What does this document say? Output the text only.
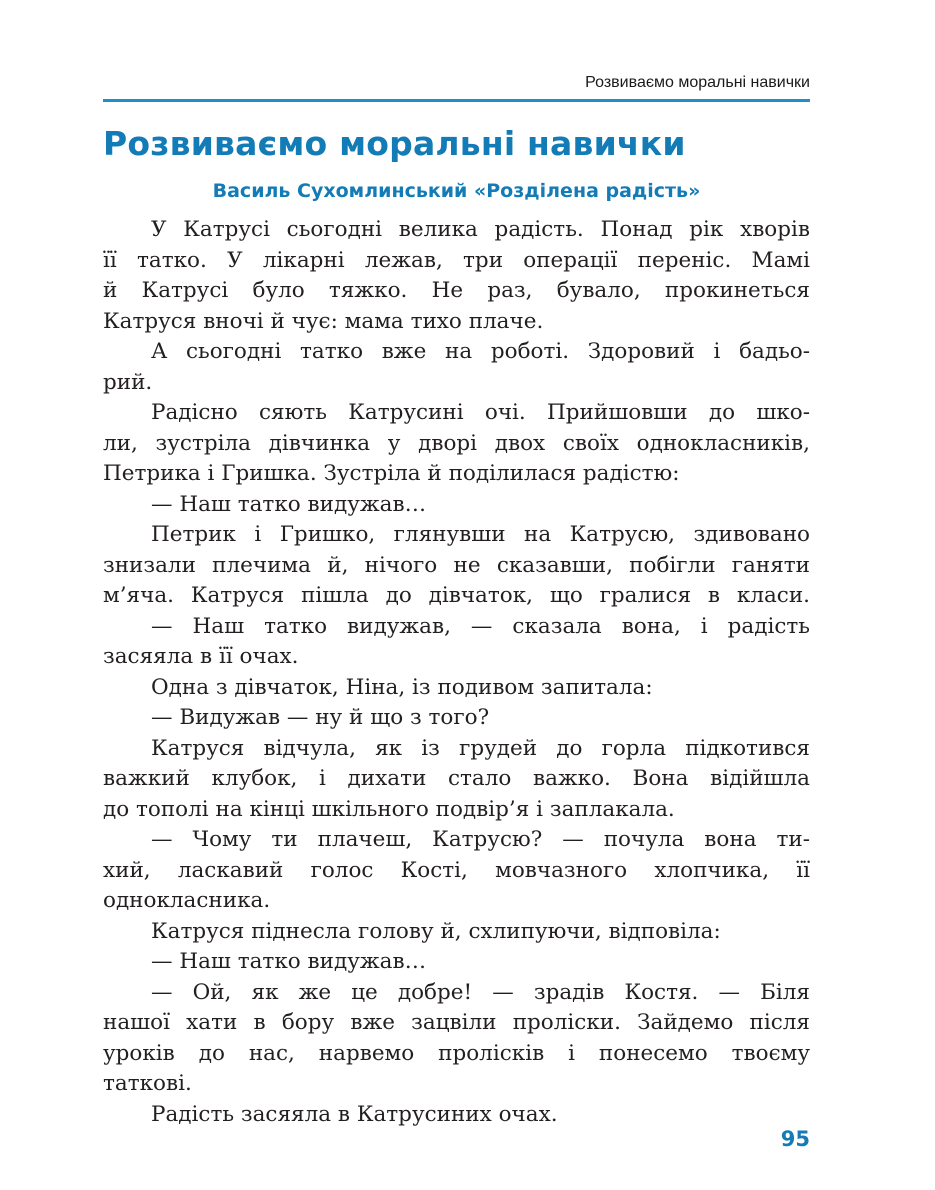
Розвиваємо моральні навички
Розвиваємо моральні навички
Василь Сухомлинський «Розділена радість»
У Катрусі сьогодні велика радість. Понад рік хворів
її татко. У лікарні лежав, три операції переніс. Мамі
й Катрусі було тяжко. Не раз, бувало, прокинеться
Катруся вночі й чує: мама тихо плаче.
А сьогодні татко вже на роботі. Здоровий і бадьо-
рий.
Радісно сяють Катрусині очі. Прийшовши до шко-
ли, зустріла дівчинка у дворі двох своїх однокласників,
Петрика і Гришка. Зустріла й поділилася радістю:
— Наш татко видужав…
Петрик і Гришко, глянувши на Катрусю, здивовано
знизали плечима й, нічого не сказавши, побігли ганяти
м’яча. Катруся пішла до дівчаток, що гралися в класи.
— Наш татко видужав, — сказала вона, і радість
засяяла в її очах.
Одна з дівчаток, Ніна, із подивом запитала:
— Видужав — ну й що з того?
Катруся відчула, як із грудей до горла підкотився
важкий клубок, і дихати стало важко. Вона відійшла
до тополі на кінці шкільного подвір’я і заплакала.
— Чому ти плачеш, Катрусю? — почула вона ти-
хий, ласкавий голос Кості, мовчазного хлопчика, її
однокласника.
Катруся піднесла голову й, схлипуючи, відповіла:
— Наш татко видужав…
— Ой, як же це добре! — зрадів Костя. — Біля
нашої хати в бору вже зацвіли проліски. Зайдемо після
уроків до нас, нарвемо пролісків і понесемо твоєму
таткові.
Радість засяяла в Катрусиних очах.
95
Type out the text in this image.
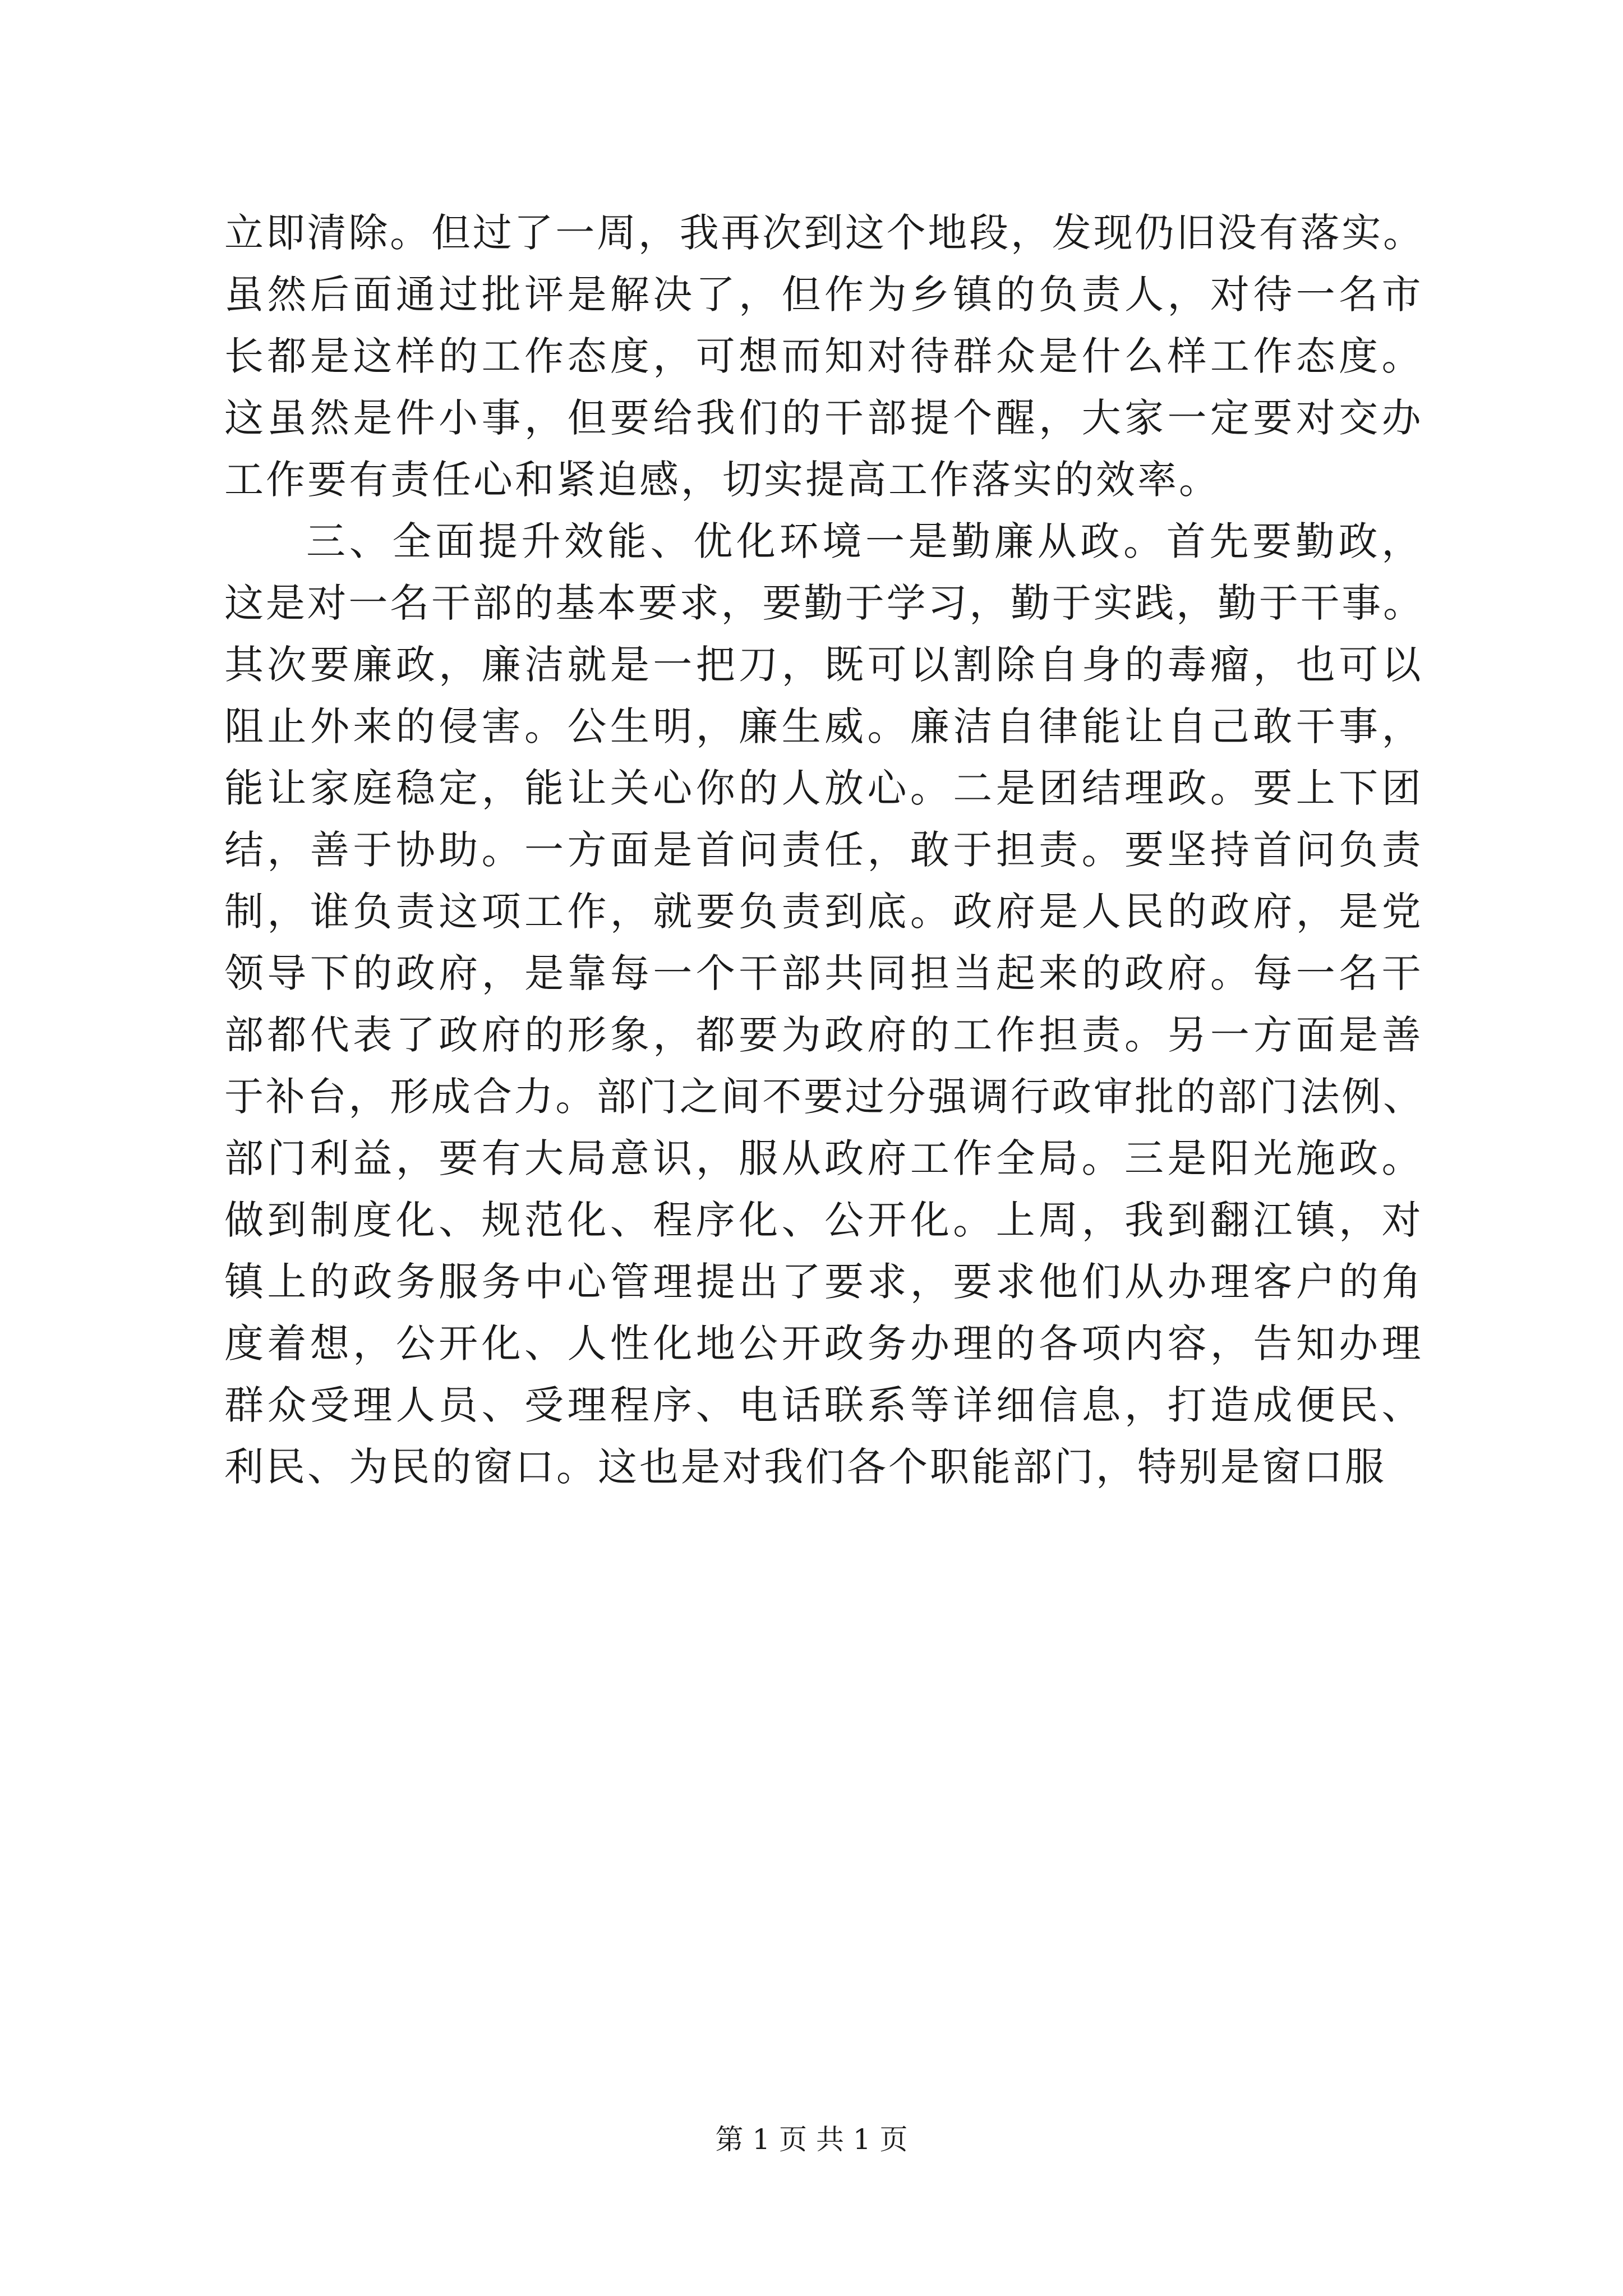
立即清除。但过了一周，我再次到这个地段，发现仍旧没有落实。
虽然后面通过批评是解决了，但作为乡镇的负责人，对待一名市
长都是这样的工作态度，可想而知对待群众是什么样工作态度。
这虽然是件小事，但要给我们的干部提个醒，大家一定要对交办
工作要有责任心和紧迫感，切实提高工作落实的效率。

三、全面提升效能、优化环境一是勤廉从政。首先要勤政，
这是对一名干部的基本要求，要勤于学习，勤于实践，勤于干事。
其次要廉政，廉洁就是一把刀，既可以割除自身的毒瘤，也可以
阻止外来的侵害。公生明，廉生威。廉洁自律能让自己敢干事，
能让家庭稳定，能让关心你的人放心。二是团结理政。要上下团
结，善于协助。一方面是首问责任，敢于担责。要坚持首问负责
制，谁负责这项工作，就要负责到底。政府是人民的政府，是党
领导下的政府，是靠每一个干部共同担当起来的政府。每一名干
部都代表了政府的形象，都要为政府的工作担责。另一方面是善
于补台，形成合力。部门之间不要过分强调行政审批的部门法例、
部门利益，要有大局意识，服从政府工作全局。三是阳光施政。
做到制度化、规范化、程序化、公开化。上周，我到翻江镇，对
镇上的政务服务中心管理提出了要求，要求他们从办理客户的角
度着想，公开化、人性化地公开政务办理的各项内容，告知办理
群众受理人员、受理程序、电话联系等详细信息，打造成便民、
利民、为民的窗口。这也是对我们各个职能部门，特别是窗口服

第 1 页 共 1 页
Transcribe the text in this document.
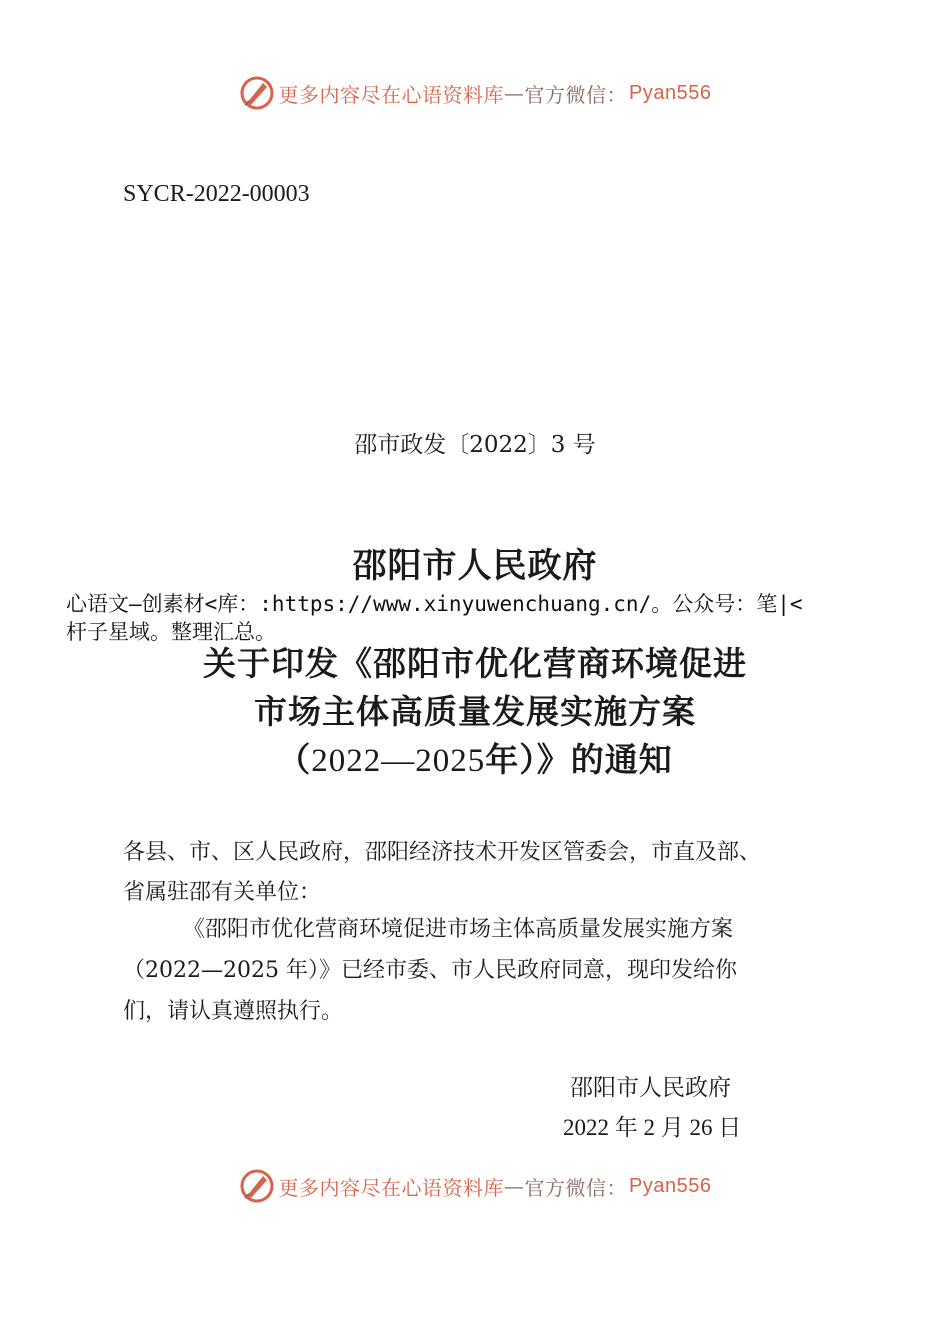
更多内容尽在心语资料库 — 官方微信： Pyan556
SYCR-2022-00003
邵市政发〔2022〕3 号
邵阳市人民政府
心语文—创素材<库：:https://www.xinyuwenchuang.cn/。公众号：笔|<
杆子星域。整理汇总。
关于印发《邵阳市优化营商环境促进
市场主体高质量发展实施方案
（2022—2025年）》的通知
各县、市、区人民政府，邵阳经济技术开发区管委会，市直及部、
省属驻邵有关单位：
《邵阳市优化营商环境促进市场主体高质量发展实施方案
（2022—2025 年）》已经市委、市人民政府同意，现印发给你
们，请认真遵照执行。
邵阳市人民政府
2022 年 2 月 26 日
更多内容尽在心语资料库 — 官方微信： Pyan556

========

_AIM_. Copy the final stretch of lines, starting at the one that holds "Transcribe the text in this document." and ending at the last line of the data, exactly; omit pictures.

_COMPLETED EXERCISE_.
Transcribe the text in this document.
更多内容尽在心语资料库 — 官方微信： Pyan556
SYCR-2022-00003
邵市政发〔2022〕3 号
邵阳市人民政府
心语文—创素材<库：:https://www.xinyuwenchuang.cn/。公众号：笔|<
杆子星域。整理汇总。
关于印发《邵阳市优化营商环境促进
市场主体高质量发展实施方案
（2022—2025年）》的通知
各县、市、区人民政府，邵阳经济技术开发区管委会，市直及部、
省属驻邵有关单位：
《邵阳市优化营商环境促进市场主体高质量发展实施方案
（2022—2025 年）》已经市委、市人民政府同意，现印发给你
们，请认真遵照执行。
邵阳市人民政府
2022 年 2 月 26 日
更多内容尽在心语资料库 — 官方微信： Pyan556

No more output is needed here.